- [Exercise directions]: State the number of lines that contain the word "gland", and add nothing else.

- [Record excerpts]:
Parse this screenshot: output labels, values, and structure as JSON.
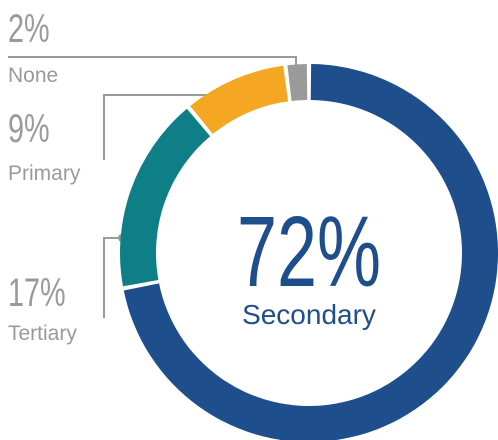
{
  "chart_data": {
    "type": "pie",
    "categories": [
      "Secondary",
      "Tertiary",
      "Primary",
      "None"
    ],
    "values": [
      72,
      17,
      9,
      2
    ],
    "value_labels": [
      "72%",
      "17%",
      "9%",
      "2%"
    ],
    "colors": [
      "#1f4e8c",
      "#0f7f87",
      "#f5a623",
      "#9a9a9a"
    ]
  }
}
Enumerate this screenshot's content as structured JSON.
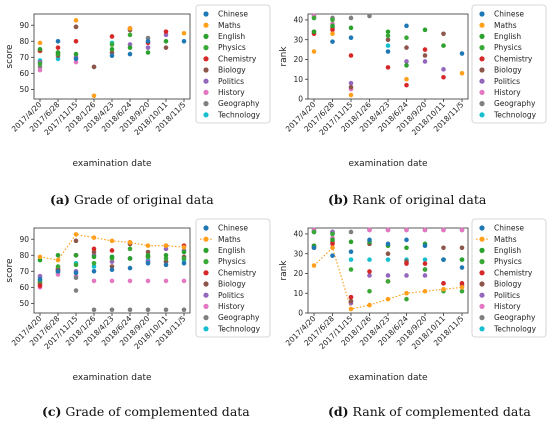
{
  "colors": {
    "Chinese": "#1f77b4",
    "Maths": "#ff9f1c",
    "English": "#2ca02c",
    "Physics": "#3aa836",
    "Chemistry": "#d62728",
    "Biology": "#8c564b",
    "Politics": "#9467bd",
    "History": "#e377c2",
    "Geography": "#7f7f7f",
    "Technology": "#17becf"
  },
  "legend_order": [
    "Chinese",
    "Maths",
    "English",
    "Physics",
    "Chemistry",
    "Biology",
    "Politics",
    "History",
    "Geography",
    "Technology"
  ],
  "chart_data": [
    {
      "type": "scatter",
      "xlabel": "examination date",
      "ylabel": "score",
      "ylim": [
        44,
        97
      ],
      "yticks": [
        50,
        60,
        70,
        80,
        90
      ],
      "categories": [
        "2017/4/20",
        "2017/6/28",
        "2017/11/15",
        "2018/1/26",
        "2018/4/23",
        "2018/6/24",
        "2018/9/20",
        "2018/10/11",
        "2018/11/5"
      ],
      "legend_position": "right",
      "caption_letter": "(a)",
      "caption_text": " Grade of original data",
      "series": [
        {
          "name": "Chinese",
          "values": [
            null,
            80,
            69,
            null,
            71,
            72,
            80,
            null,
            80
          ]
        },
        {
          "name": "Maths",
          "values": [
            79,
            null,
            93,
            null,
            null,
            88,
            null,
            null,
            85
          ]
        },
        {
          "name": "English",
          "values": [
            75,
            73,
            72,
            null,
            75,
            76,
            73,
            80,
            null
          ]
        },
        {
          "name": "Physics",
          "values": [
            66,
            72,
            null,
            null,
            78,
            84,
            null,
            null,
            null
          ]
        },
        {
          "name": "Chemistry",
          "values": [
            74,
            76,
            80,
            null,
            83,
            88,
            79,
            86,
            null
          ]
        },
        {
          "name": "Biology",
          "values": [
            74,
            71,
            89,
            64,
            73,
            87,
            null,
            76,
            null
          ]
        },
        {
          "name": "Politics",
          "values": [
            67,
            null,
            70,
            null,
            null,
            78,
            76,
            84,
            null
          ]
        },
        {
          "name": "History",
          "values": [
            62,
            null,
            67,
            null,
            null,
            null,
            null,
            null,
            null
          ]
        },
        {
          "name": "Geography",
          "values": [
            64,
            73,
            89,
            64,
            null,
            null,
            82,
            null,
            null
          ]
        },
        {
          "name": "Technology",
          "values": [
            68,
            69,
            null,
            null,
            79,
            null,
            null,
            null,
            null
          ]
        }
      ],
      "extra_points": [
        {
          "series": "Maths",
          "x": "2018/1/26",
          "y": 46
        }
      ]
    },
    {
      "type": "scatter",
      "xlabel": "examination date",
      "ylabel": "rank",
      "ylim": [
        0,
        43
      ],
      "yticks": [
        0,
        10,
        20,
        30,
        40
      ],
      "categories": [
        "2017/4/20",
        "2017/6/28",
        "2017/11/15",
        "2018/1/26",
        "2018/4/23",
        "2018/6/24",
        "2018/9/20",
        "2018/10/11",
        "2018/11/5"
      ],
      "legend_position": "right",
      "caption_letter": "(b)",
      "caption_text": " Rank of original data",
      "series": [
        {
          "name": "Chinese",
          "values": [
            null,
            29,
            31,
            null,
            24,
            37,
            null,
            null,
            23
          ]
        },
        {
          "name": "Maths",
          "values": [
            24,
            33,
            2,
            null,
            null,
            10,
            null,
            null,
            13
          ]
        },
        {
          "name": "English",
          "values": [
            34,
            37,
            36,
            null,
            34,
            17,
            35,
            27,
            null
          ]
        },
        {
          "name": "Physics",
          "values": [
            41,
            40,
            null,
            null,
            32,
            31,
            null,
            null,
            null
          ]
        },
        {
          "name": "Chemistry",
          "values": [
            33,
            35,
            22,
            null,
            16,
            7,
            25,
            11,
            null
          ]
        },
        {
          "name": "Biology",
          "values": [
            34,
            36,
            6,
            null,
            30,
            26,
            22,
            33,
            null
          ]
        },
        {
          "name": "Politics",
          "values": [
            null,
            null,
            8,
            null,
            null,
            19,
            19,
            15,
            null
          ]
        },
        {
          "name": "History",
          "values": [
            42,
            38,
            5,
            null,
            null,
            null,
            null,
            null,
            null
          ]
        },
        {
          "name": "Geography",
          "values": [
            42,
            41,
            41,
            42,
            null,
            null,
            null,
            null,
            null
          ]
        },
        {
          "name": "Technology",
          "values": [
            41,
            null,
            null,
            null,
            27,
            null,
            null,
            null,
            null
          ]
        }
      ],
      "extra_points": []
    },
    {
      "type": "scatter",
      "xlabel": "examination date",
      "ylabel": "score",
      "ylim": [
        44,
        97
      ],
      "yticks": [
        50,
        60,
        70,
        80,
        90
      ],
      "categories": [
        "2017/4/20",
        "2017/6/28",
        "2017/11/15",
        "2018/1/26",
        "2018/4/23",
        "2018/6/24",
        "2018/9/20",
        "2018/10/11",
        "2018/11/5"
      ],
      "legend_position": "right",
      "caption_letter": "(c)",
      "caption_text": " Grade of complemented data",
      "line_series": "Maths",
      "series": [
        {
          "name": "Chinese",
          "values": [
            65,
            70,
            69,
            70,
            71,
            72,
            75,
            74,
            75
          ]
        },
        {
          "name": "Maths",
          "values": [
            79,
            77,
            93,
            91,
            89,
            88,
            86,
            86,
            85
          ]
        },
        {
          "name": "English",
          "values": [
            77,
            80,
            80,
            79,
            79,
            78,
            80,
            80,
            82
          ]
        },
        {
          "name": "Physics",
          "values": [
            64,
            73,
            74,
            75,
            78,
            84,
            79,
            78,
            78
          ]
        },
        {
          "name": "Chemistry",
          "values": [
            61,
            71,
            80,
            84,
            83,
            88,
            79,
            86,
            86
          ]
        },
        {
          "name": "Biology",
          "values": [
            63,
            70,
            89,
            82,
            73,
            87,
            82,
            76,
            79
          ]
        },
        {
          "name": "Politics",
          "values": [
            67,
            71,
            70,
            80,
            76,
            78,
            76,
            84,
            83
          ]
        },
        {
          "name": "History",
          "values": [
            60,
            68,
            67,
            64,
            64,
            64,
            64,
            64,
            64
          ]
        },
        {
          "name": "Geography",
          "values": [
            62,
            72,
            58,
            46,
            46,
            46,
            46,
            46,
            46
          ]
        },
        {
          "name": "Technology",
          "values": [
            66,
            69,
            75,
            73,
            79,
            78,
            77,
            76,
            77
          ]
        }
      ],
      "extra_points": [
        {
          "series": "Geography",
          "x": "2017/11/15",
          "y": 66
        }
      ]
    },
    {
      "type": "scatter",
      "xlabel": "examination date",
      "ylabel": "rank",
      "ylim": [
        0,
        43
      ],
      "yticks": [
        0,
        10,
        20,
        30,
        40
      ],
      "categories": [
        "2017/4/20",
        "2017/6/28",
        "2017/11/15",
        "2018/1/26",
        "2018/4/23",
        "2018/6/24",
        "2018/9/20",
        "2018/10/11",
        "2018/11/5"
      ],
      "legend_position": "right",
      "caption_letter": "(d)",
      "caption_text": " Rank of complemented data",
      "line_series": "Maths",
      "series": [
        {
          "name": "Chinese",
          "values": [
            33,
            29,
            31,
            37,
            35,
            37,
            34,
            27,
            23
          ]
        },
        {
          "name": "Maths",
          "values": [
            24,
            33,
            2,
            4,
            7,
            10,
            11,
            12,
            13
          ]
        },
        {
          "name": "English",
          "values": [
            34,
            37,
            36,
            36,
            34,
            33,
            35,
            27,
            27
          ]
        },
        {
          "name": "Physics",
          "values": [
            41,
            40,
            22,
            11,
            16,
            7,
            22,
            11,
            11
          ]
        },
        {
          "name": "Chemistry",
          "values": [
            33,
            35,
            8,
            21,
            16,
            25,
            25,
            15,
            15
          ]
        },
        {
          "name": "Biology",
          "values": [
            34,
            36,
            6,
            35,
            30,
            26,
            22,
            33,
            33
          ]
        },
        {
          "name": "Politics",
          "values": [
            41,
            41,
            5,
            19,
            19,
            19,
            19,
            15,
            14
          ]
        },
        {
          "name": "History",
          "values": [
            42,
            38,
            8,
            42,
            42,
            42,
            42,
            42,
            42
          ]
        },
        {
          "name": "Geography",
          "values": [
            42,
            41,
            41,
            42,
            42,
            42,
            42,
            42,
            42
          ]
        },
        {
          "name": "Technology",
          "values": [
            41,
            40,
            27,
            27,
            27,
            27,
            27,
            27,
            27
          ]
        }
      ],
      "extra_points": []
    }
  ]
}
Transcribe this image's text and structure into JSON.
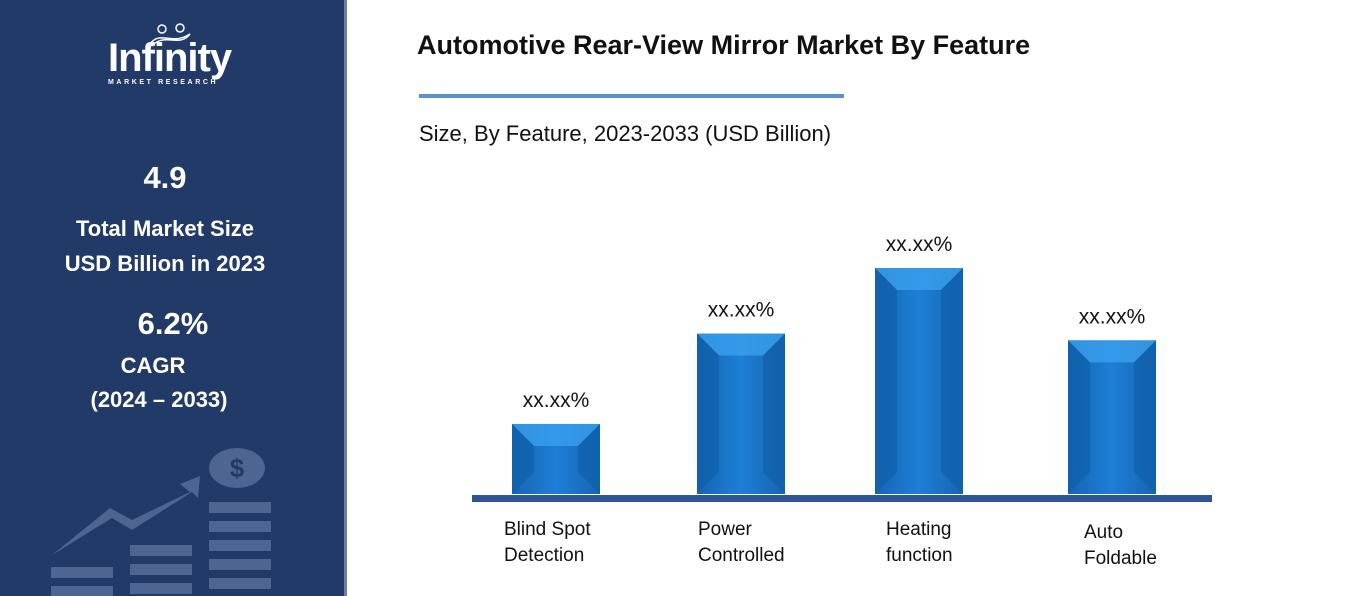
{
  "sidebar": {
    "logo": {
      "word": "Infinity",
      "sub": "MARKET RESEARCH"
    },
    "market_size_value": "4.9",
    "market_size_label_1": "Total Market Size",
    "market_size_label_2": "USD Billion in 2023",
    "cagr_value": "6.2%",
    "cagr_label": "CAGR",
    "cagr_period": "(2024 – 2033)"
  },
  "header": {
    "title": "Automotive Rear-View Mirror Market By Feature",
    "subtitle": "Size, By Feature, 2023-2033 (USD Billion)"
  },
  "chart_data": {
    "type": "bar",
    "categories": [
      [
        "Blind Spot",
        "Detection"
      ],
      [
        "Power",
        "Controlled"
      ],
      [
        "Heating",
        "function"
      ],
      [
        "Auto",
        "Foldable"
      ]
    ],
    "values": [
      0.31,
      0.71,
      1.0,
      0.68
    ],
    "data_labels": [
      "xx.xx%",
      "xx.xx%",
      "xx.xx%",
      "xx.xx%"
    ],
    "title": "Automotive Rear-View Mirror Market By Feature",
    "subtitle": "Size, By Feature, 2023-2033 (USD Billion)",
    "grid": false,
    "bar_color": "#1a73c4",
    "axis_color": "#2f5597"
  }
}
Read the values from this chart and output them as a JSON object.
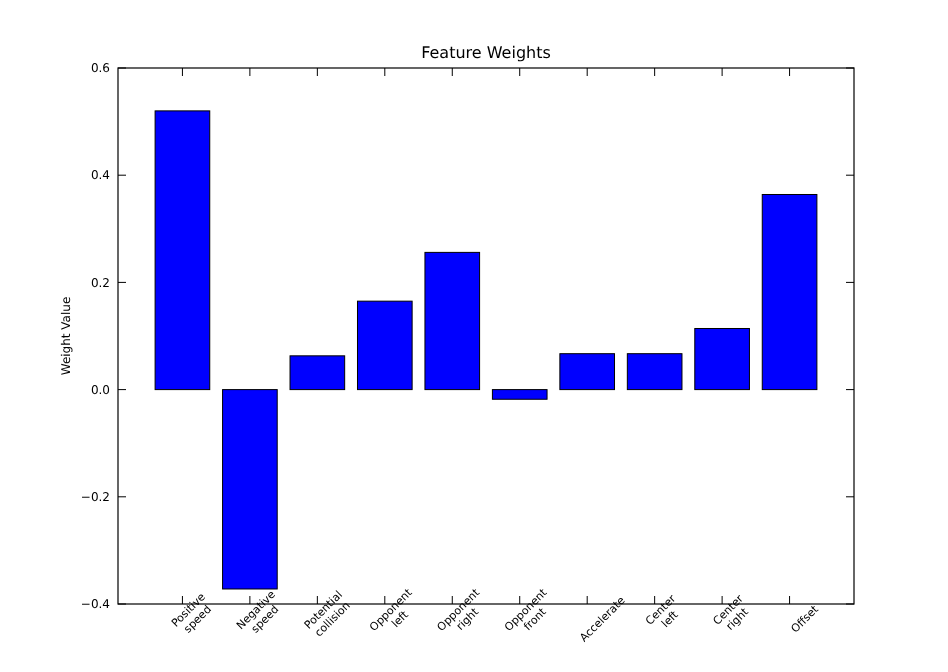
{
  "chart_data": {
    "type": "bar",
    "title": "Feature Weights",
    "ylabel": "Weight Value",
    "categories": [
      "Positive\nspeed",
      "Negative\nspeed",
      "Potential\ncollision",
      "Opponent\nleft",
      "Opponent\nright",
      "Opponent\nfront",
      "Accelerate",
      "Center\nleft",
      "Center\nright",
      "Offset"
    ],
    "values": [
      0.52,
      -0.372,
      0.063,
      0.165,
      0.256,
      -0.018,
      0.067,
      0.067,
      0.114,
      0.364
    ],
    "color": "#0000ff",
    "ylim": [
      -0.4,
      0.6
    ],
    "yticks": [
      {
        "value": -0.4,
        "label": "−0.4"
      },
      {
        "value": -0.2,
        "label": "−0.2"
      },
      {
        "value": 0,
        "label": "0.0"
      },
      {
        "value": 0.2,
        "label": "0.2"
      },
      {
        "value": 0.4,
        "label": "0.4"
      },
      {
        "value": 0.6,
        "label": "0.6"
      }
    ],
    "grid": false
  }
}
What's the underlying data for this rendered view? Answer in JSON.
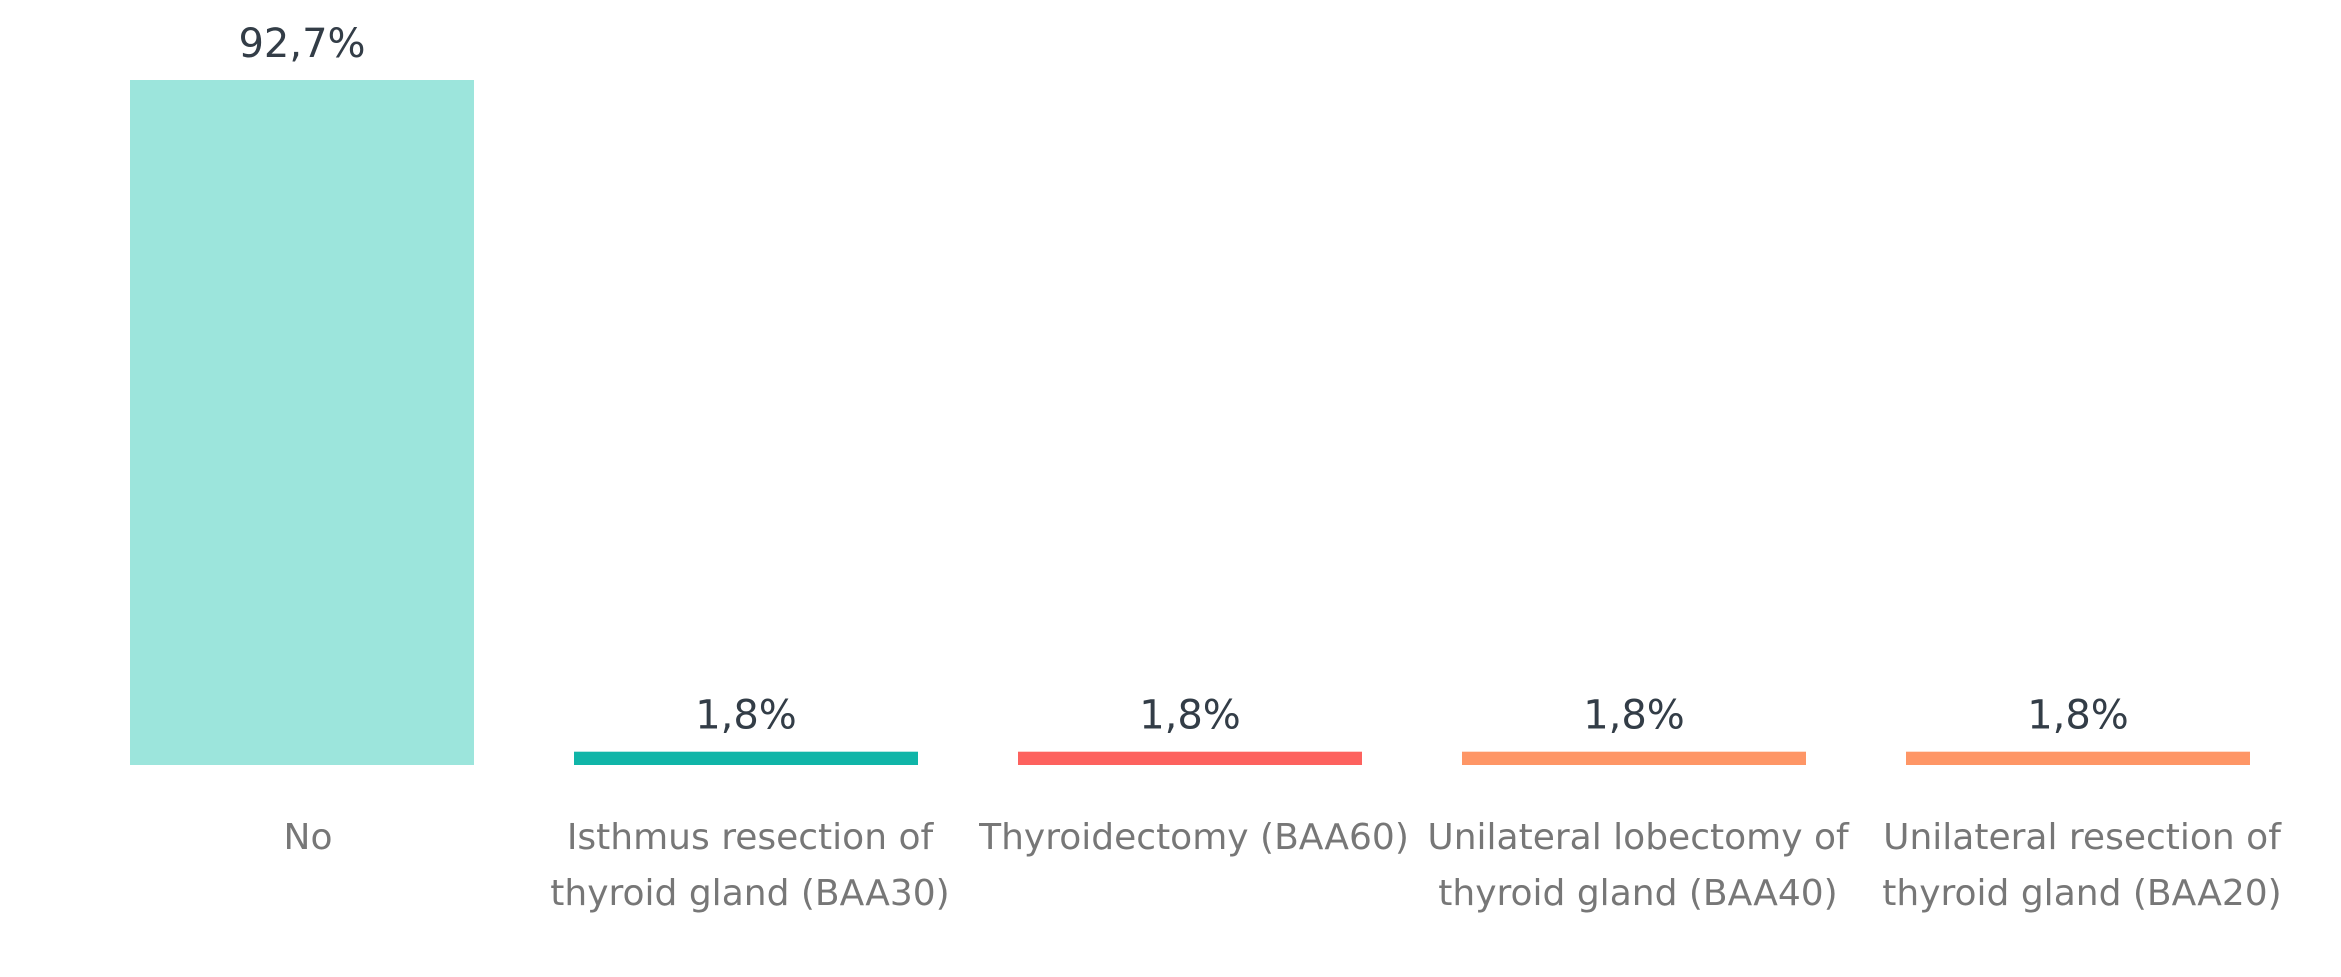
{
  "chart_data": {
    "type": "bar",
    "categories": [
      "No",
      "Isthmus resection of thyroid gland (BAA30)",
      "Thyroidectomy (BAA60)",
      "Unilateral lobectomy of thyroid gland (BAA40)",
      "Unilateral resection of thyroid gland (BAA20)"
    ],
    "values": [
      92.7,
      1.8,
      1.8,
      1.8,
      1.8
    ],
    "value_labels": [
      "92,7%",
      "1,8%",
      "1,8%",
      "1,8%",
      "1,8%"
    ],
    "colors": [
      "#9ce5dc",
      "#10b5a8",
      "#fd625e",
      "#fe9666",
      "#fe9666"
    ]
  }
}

- [Complete answer]: 3